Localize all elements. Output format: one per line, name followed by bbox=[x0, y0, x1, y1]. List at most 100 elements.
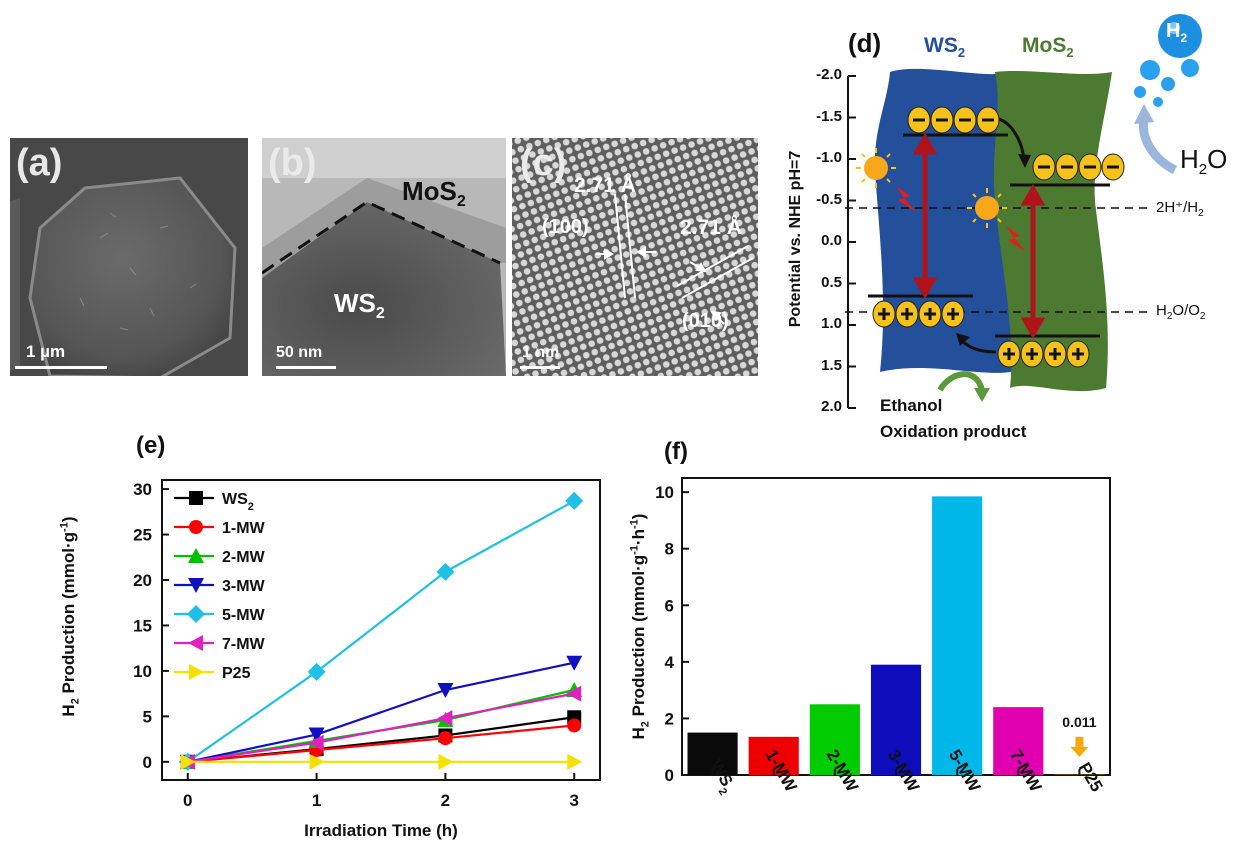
legend-entry: 7-MW bbox=[222, 636, 266, 653]
data-point bbox=[437, 710, 453, 727]
legend-marker bbox=[188, 548, 204, 563]
panel-b-label: (b) bbox=[268, 142, 317, 184]
h2-bubble-label: H2 bbox=[1166, 20, 1188, 45]
y-tick-label: 25 bbox=[133, 526, 152, 545]
panel-c-hrtem-image: (c) 2.71 Å (100) 2.71 Å (010) 1 nm bbox=[512, 138, 758, 376]
panel-a-sem-image: (a) 1 µm bbox=[10, 138, 248, 376]
ethanol-arrow bbox=[937, 371, 985, 392]
data-point bbox=[309, 753, 325, 770]
y-tick-label: 20 bbox=[133, 571, 152, 590]
interface-dashed-line bbox=[262, 200, 501, 275]
lattice-graphic bbox=[512, 138, 758, 376]
potential-tick-label: 1.0 bbox=[821, 315, 842, 332]
ref-o2-label: H2O/O2 bbox=[1156, 302, 1206, 322]
y-tick-label: 10 bbox=[655, 483, 674, 502]
scale-bar-label: 50 nm bbox=[276, 344, 323, 361]
legend-entry: WS2 bbox=[222, 491, 254, 513]
legend-entry: P25 bbox=[222, 665, 251, 682]
potential-tick-label: 2.0 bbox=[821, 398, 842, 415]
potential-tick-label: 0.0 bbox=[821, 232, 842, 249]
x-tick-label: 0 bbox=[183, 791, 192, 810]
series-line bbox=[187, 692, 575, 763]
ref-h2-label: 2H⁺/H2 bbox=[1156, 199, 1204, 219]
line-chart-ylabel: H2 Production (mmol·g-1) bbox=[58, 516, 82, 717]
bar bbox=[932, 496, 983, 775]
data-point bbox=[567, 753, 583, 770]
ws2-region-label: WS2 bbox=[334, 288, 385, 323]
h2-bubbles bbox=[1134, 14, 1202, 107]
y-tick-label: 15 bbox=[133, 616, 152, 635]
legend-entry: 1-MW bbox=[222, 520, 266, 537]
sun-icon bbox=[856, 148, 896, 188]
y-tick-label: 4 bbox=[665, 653, 675, 672]
band-diagram-graphic bbox=[845, 14, 1202, 409]
x-tick-label: 3 bbox=[570, 791, 579, 810]
lightning-icon bbox=[896, 186, 916, 212]
x-tick-label: 2 bbox=[441, 791, 450, 810]
legend-entry: 2-MW bbox=[222, 549, 266, 566]
x-axis-label: Irradiation Time (h) bbox=[304, 821, 458, 840]
panel-d-label: (d) bbox=[848, 28, 882, 58]
potential-tick-label: -1.0 bbox=[816, 149, 842, 166]
data-point bbox=[438, 753, 454, 770]
down-arrow-icon bbox=[1070, 746, 1089, 757]
scale-bar-label: 1 nm bbox=[522, 344, 560, 361]
y-tick-label: 0 bbox=[143, 753, 152, 772]
mos2-region-label: MoS2 bbox=[402, 176, 466, 211]
legend-marker bbox=[189, 491, 203, 505]
data-point bbox=[565, 491, 584, 510]
data-point bbox=[308, 734, 324, 751]
sun-icon bbox=[967, 188, 1007, 228]
panel-a-label: (a) bbox=[16, 142, 63, 184]
bar bbox=[870, 664, 922, 775]
panel-e-label: (e) bbox=[136, 432, 166, 459]
potential-tick-label: -2.0 bbox=[816, 66, 842, 83]
y-tick-label: 30 bbox=[133, 480, 152, 499]
holes-ws2 bbox=[872, 300, 965, 328]
data-point bbox=[436, 562, 455, 581]
data-point bbox=[567, 718, 582, 733]
series-line bbox=[187, 716, 575, 763]
scale-bar-line bbox=[276, 366, 336, 369]
ws2-header: WS2 bbox=[924, 34, 966, 61]
scale-bar-label: 1 µm bbox=[26, 342, 66, 361]
plane-010-label: (010) bbox=[682, 310, 729, 332]
y-tick-label: 10 bbox=[133, 662, 152, 681]
y-tick-label: 0 bbox=[665, 766, 674, 785]
ethanol-label: Ethanol bbox=[880, 396, 943, 415]
series-line bbox=[187, 499, 575, 763]
potential-tick-label: -0.5 bbox=[816, 190, 842, 208]
measurement-arrows bbox=[596, 246, 725, 325]
series-line bbox=[187, 661, 575, 763]
oxidation-product-label: Oxidation product bbox=[880, 422, 1027, 441]
panel-b-tem-image: (b) MoS2 WS2 50 nm bbox=[262, 138, 506, 376]
bar bbox=[748, 736, 799, 775]
legend-marker bbox=[187, 605, 205, 623]
data-point bbox=[307, 662, 326, 681]
plot-frame bbox=[161, 479, 601, 781]
bar bbox=[809, 704, 860, 775]
bar bbox=[993, 707, 1044, 775]
mos2-header: MoS2 bbox=[1022, 34, 1074, 61]
scale-bar-line bbox=[15, 366, 107, 369]
category-label: P25 bbox=[1075, 759, 1107, 795]
y-tick-label: 8 bbox=[665, 540, 674, 559]
down-arrow-icon bbox=[1075, 736, 1084, 747]
plane-100-label: (100) bbox=[542, 216, 589, 238]
legend-entry: 3-MW bbox=[222, 578, 266, 595]
value-annotation: 0.011 bbox=[1062, 714, 1096, 730]
excitation-arrows bbox=[912, 132, 1046, 340]
tem-graphic bbox=[262, 138, 506, 376]
data-point bbox=[437, 683, 454, 698]
x-tick-label: 1 bbox=[312, 791, 321, 810]
d-spacing-label: 2.71 Å bbox=[574, 174, 636, 197]
bar bbox=[687, 732, 738, 775]
y-tick-label: 6 bbox=[665, 596, 674, 615]
legend-marker bbox=[189, 520, 203, 534]
data-point bbox=[180, 753, 196, 770]
y-tick-label: 5 bbox=[143, 707, 152, 726]
potential-tick-label: -1.5 bbox=[816, 107, 842, 125]
data-point bbox=[566, 655, 583, 671]
panel-f-label: (f) bbox=[664, 438, 688, 465]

> **PROBLEM TO SOLVE**
Return every row above verbatim, omitting the pictures.

> **COMPLETED TASK**
Localize all elements. Output format: one per line, name followed by bbox=[x0, y0, x1, y1]. List at most 100 elements.
legend-entry: 7-MW bbox=[222, 636, 266, 653]
data-point bbox=[437, 710, 453, 727]
legend-marker bbox=[188, 548, 204, 563]
panel-b-label: (b) bbox=[268, 142, 317, 184]
h2-bubble-label: H2 bbox=[1166, 20, 1188, 45]
y-tick-label: 25 bbox=[133, 526, 152, 545]
panel-c-hrtem-image: (c) 2.71 Å (100) 2.71 Å (010) 1 nm bbox=[512, 138, 758, 376]
panel-a-sem-image: (a) 1 µm bbox=[10, 138, 248, 376]
ethanol-arrow bbox=[937, 371, 985, 392]
data-point bbox=[309, 753, 325, 770]
y-tick-label: 20 bbox=[133, 571, 152, 590]
interface-dashed-line bbox=[262, 200, 501, 275]
lattice-graphic bbox=[512, 138, 758, 376]
potential-tick-label: 1.0 bbox=[821, 315, 842, 332]
ref-o2-label: H2O/O2 bbox=[1156, 302, 1206, 322]
y-tick-label: 10 bbox=[655, 483, 674, 502]
scale-bar-label: 50 nm bbox=[276, 344, 323, 361]
legend-entry: WS2 bbox=[222, 491, 254, 513]
legend-entry: P25 bbox=[222, 665, 251, 682]
potential-tick-label: 2.0 bbox=[821, 398, 842, 415]
potential-tick-label: 0.0 bbox=[821, 232, 842, 249]
x-tick-label: 0 bbox=[183, 791, 192, 810]
series-line bbox=[187, 692, 575, 763]
ref-h2-label: 2H⁺/H2 bbox=[1156, 199, 1204, 219]
line-chart-ylabel: H2 Production (mmol·g-1) bbox=[58, 516, 82, 717]
bar bbox=[932, 496, 983, 775]
data-point bbox=[567, 753, 583, 770]
ws2-region-label: WS2 bbox=[334, 288, 385, 323]
h2-bubbles bbox=[1134, 14, 1202, 107]
y-tick-label: 15 bbox=[133, 616, 152, 635]
legend-entry: 1-MW bbox=[222, 520, 266, 537]
sun-icon bbox=[856, 148, 896, 188]
y-tick-label: 4 bbox=[665, 653, 675, 672]
band-diagram-graphic bbox=[845, 14, 1202, 409]
x-tick-label: 3 bbox=[570, 791, 579, 810]
lightning-icon bbox=[896, 186, 916, 212]
x-tick-label: 2 bbox=[441, 791, 450, 810]
legend-entry: 2-MW bbox=[222, 549, 266, 566]
x-axis-label: Irradiation Time (h) bbox=[304, 821, 458, 840]
panel-d-label: (d) bbox=[848, 28, 882, 58]
potential-tick-label: -1.0 bbox=[816, 149, 842, 166]
data-point bbox=[438, 753, 454, 770]
down-arrow-icon bbox=[1070, 746, 1089, 757]
scale-bar-label: 1 nm bbox=[522, 344, 560, 361]
y-tick-label: 0 bbox=[143, 753, 152, 772]
mos2-region-label: MoS2 bbox=[402, 176, 466, 211]
legend-marker bbox=[189, 491, 203, 505]
data-point bbox=[565, 491, 584, 510]
data-point bbox=[308, 734, 324, 751]
sun-icon bbox=[967, 188, 1007, 228]
panel-a-label: (a) bbox=[16, 142, 63, 184]
bar bbox=[870, 664, 922, 775]
panel-e-label: (e) bbox=[136, 432, 166, 459]
potential-tick-label: -2.0 bbox=[816, 66, 842, 83]
y-tick-label: 30 bbox=[133, 480, 152, 499]
holes-ws2 bbox=[872, 300, 965, 328]
data-point bbox=[436, 562, 455, 581]
data-point bbox=[567, 718, 582, 733]
series-line bbox=[187, 716, 575, 763]
scale-bar-line bbox=[276, 366, 336, 369]
ws2-header: WS2 bbox=[924, 34, 966, 61]
scale-bar-label: 1 µm bbox=[26, 342, 66, 361]
plane-010-label: (010) bbox=[682, 310, 729, 332]
y-tick-label: 10 bbox=[133, 662, 152, 681]
y-tick-label: 0 bbox=[665, 766, 674, 785]
ethanol-label: Ethanol bbox=[880, 396, 943, 415]
series-line bbox=[187, 499, 575, 763]
potential-tick-label: -0.5 bbox=[816, 190, 842, 208]
measurement-arrows bbox=[596, 246, 725, 325]
series-line bbox=[187, 661, 575, 763]
oxidation-product-label: Oxidation product bbox=[880, 422, 1027, 441]
panel-b-tem-image: (b) MoS2 WS2 50 nm bbox=[262, 138, 506, 376]
bar bbox=[748, 736, 799, 775]
legend-marker bbox=[187, 605, 205, 623]
data-point bbox=[307, 662, 326, 681]
plot-frame bbox=[161, 479, 601, 781]
bar bbox=[809, 704, 860, 775]
bar bbox=[993, 707, 1044, 775]
mos2-header: MoS2 bbox=[1022, 34, 1074, 61]
scale-bar-line bbox=[15, 366, 107, 369]
category-label: P25 bbox=[1075, 759, 1107, 795]
y-tick-label: 8 bbox=[665, 540, 674, 559]
down-arrow-icon bbox=[1075, 736, 1084, 747]
plane-100-label: (100) bbox=[542, 216, 589, 238]
legend-entry: 3-MW bbox=[222, 578, 266, 595]
value-annotation: 0.011 bbox=[1062, 714, 1096, 730]
excitation-arrows bbox=[912, 132, 1046, 340]
tem-graphic bbox=[262, 138, 506, 376]
data-point bbox=[437, 683, 454, 698]
x-tick-label: 1 bbox=[312, 791, 321, 810]
d-spacing-label: 2.71 Å bbox=[574, 174, 636, 197]
bar bbox=[687, 732, 738, 775]
y-tick-label: 6 bbox=[665, 596, 674, 615]
legend-marker bbox=[189, 520, 203, 534]
data-point bbox=[180, 753, 196, 770]
y-tick-label: 5 bbox=[143, 707, 152, 726]
potential-tick-label: -1.5 bbox=[816, 107, 842, 125]
data-point bbox=[566, 655, 583, 671]
panel-f-label: (f) bbox=[664, 438, 688, 465]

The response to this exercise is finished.